Challenges:
(1) Output the passage of the libvirt fix comment from "1) The XML update" to "if shutting down.", copied word for word.
(2) Answer these questions using the libvirt fix comment:
(a) What does the new fix skip on init if libvirt is shutting down?
(b) In which PPA are the test packages with the new fix?
(c) How many of the next comments show steps to reproduce and verify the issue and fix?
(3) Decide whether each statement agrees with the libvirt fix comment, and support each answer with the deciding words of the comment, quoted:
(a) The XML update in this initialization is overwritten by the one in the next initialization.
(b) The test packages failed to build on some supported architectures.
(c) The new fix for shutdown-on-init on Focal is described as more complex.

#### Given text ####

The new fix for shutdown-on-init on Focal is simpler:
Skip the XML update on init if libvirt is shutting down.

This is based on 2 points:

1) The XML update on initialization will not be used at all
   in this run of libvirtd, since libvirtd is shutting down.

2) The XML update in _this_ initialization will be overwritten
by the XML update in the _next_ initialization anyway!

Hence, it is OK to skip this XML update if shutting down.

Revision history for this message
Mauricio Faria de Oliveira (mfo) wrote :

Test packages with the new fix in ppa:mfo/lp2059272
built correctly in all supported architectures.

The next 3 comments show steps to reproduce/verify
the issue/fix with the test packages -- all passed.

#### Dataset content ####

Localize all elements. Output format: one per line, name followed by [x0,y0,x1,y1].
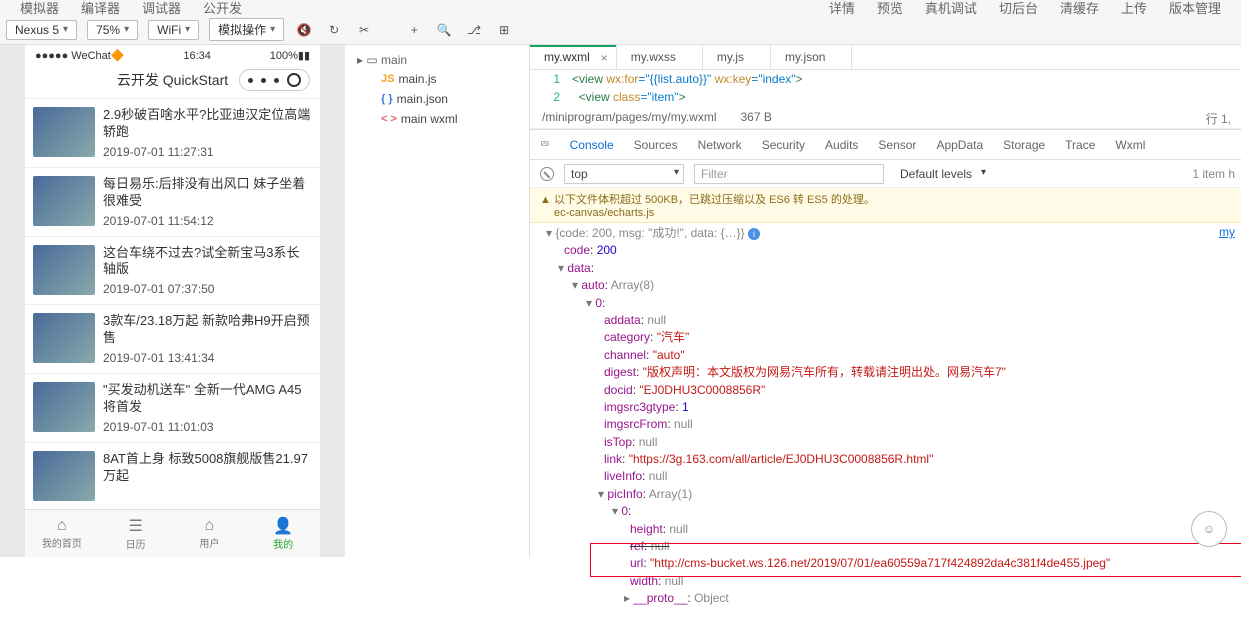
tab-sensor[interactable]: Sensor [878,138,916,152]
rotate-icon[interactable]: ↻ [324,23,344,37]
zoom-select[interactable]: 75% [87,20,138,40]
battery-icon: ▮▮ [298,49,310,62]
top-menu-left: 模拟器 编译器 调试器 公开发 [20,0,242,17]
tab-trace[interactable]: Trace [1065,138,1095,152]
person-icon: 👤 [273,516,293,536]
tab-audits[interactable]: Audits [825,138,858,152]
tab-console[interactable]: Console [570,138,614,152]
branch-icon[interactable]: ⎇ [464,23,484,37]
file-main-json[interactable]: { }main.json [349,89,525,109]
assistant-bubble[interactable]: ☺ [1191,511,1227,547]
app-top-menu: 模拟器 编译器 调试器 公开发 详情 预览 真机调试 切后台 清缓存 上传 版本… [0,0,1241,15]
list-item: 每日易乐:后排没有出风口 妹子坐着很难受2019-07-01 11:54:12 [25,168,320,237]
more-icon[interactable] [248,78,253,83]
menu-publish[interactable]: 公开发 [203,0,242,17]
tab-storage[interactable]: Storage [1003,138,1045,152]
source-link[interactable]: my [1219,225,1235,239]
levels-select[interactable]: Default levels [894,165,990,183]
list-item: 这台车绕不过去?试全新宝马3系长轴版2019-07-01 07:37:50 [25,237,320,306]
simulator-pane: ●●●●● WeChat🔶 16:34 100% ▮▮ 云开发 QuickSta… [0,45,345,557]
add-icon[interactable]: + [404,23,424,37]
menu-version[interactable]: 版本管理 [1169,0,1221,17]
search-icon[interactable]: 🔍 [434,23,454,37]
menu-compiler[interactable]: 编译器 [81,0,120,17]
devtools-tabs: ⮹ Console Sources Network Security Audit… [530,130,1241,160]
user-icon: ⌂ [205,517,215,535]
face-icon: ☺ [1203,522,1215,536]
close-icon[interactable]: × [601,51,608,65]
list-item: "买发动机送车" 全新一代AMG A45将首发2019-07-01 11:01:… [25,374,320,443]
news-feed[interactable]: 2.9秒破百啥水平?比亚迪汉定位高端轿跑2019-07-01 11:27:31 … [25,98,320,509]
top-menu-right: 详情 预览 真机调试 切后台 清缓存 上传 版本管理 [829,0,1221,17]
menu-preview[interactable]: 预览 [877,0,903,17]
code-editor[interactable]: 1<view wx:for="{{list.auto}}" wx:key="in… [530,70,1241,106]
signal-text: ●●●●● WeChat🔶 [35,49,125,62]
network-select[interactable]: WiFi [148,20,199,40]
cut-icon[interactable]: ✂ [354,23,374,37]
menu-bg[interactable]: 切后台 [999,0,1038,17]
context-select[interactable]: top [564,164,684,184]
tab-mine[interactable]: 👤我的 [246,510,320,557]
menu-upload[interactable]: 上传 [1121,0,1147,17]
explorer-folder[interactable]: ▸ ▭ main [357,53,407,67]
device-select[interactable]: Nexus 5 [6,20,77,40]
tab-my-js[interactable]: my.js [703,45,771,69]
tab-my-wxss[interactable]: my.wxss [617,45,703,69]
list-item: 2.9秒破百啥水平?比亚迪汉定位高端轿跑 2019-07-01 11:27:31 [25,99,320,168]
status-time: 16:34 [125,50,270,62]
menu-cache[interactable]: 清缓存 [1060,0,1099,17]
tab-appdata[interactable]: AppData [936,138,983,152]
home-icon: ⌂ [57,517,67,535]
tab-network[interactable]: Network [698,138,742,152]
menu-remote[interactable]: 真机调试 [925,0,977,17]
tab-security[interactable]: Security [762,138,805,152]
tab-user[interactable]: ⌂用户 [173,510,247,557]
panel-icon[interactable]: ⊞ [494,23,514,37]
item-date: 2019-07-01 11:27:31 [103,145,312,159]
console-output[interactable]: my {code: 200, msg: "成功!", data: {…}} i … [530,223,1241,610]
page-header: 云开发 QuickStart [25,66,320,98]
inspect-icon[interactable]: ⮹ [540,137,550,152]
battery-text: 100% [270,50,298,62]
tab-my-json[interactable]: my.json [771,45,852,69]
editor-tabs: my.wxml× my.wxss my.js my.json [530,45,1241,70]
calendar-icon: ☰ [128,516,142,536]
sim-ops-select[interactable]: 模拟操作 [209,18,284,41]
tab-bar: ⌂我的首页 ☰日历 ⌂用户 👤我的 [25,509,320,557]
tab-wxml[interactable]: Wxml [1115,138,1145,152]
page-title: 云开发 QuickStart [117,70,228,90]
menu-simulator[interactable]: 模拟器 [20,0,59,17]
devtools-panel: ⮹ Console Sources Network Security Audit… [530,129,1241,610]
capsule-button[interactable] [239,69,310,91]
info-icon[interactable]: i [748,228,760,240]
mute-icon[interactable]: 🔇 [294,23,314,37]
tab-sources[interactable]: Sources [634,138,678,152]
cursor-pos: 行 1, [1206,110,1231,127]
tab-home[interactable]: ⌂我的首页 [25,510,99,557]
file-main-wxml[interactable]: < >main wxml [349,109,525,129]
file-main-js[interactable]: JSmain.js [349,69,525,89]
highlight-box [590,543,1241,577]
menu-detail[interactable]: 详情 [829,0,855,17]
tab-my-wxml[interactable]: my.wxml× [530,45,617,69]
simulator-toolbar: Nexus 5 75% WiFi 模拟操作 🔇 ↻ ✂ + 🔍 ⎇ ⊞ [0,15,1241,45]
list-item: 8AT首上身 标致5008旗舰版售21.97万起 [25,443,320,509]
phone-status-bar: ●●●●● WeChat🔶 16:34 100% ▮▮ [25,45,320,66]
list-item: 3款车/23.18万起 新款哈弗H9开启预售2019-07-01 13:41:3… [25,305,320,374]
item-title: 2.9秒破百啥水平?比亚迪汉定位高端轿跑 [103,107,312,141]
thumb-image [33,107,95,157]
tab-calendar[interactable]: ☰日历 [99,510,173,557]
menu-debugger[interactable]: 调试器 [142,0,181,17]
clear-console-icon[interactable] [540,167,554,181]
breadcrumb: /miniprogram/pages/my/my.wxml367 B 行 1, [530,106,1241,129]
items-count: 1 item h [1192,167,1235,181]
close-miniapp-icon[interactable] [287,73,301,87]
filter-input[interactable]: Filter [694,164,884,184]
console-warning: ▲ 以下文件体积超过 500KB，已跳过压缩以及 ES6 转 ES5 的处理。 … [530,188,1241,223]
file-explorer: ▸ ▭ main JSmain.js { }main.json < >main … [345,45,530,557]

####

Answers in order:
(1)
1) The XML update on initialization will not be used at all
   in this run of libvirtd, since libvirtd is shutting down.

2) The XML update in _this_ initialization will be overwritten
by the XML update in the _next_ initialization anyway!

Hence, it is OK to skip this XML update if shutting down.

(2)
(a) The XML update.
(b) ppa:mfo/lp2059272
(c) Three.

(3)
(a) Yes: "will be overwritten by the XML update in the _next_ initialization anyway!"
(b) No: "built correctly in all supported architectures."
(c) No: "The new fix for shutdown-on-init on Focal is simpler"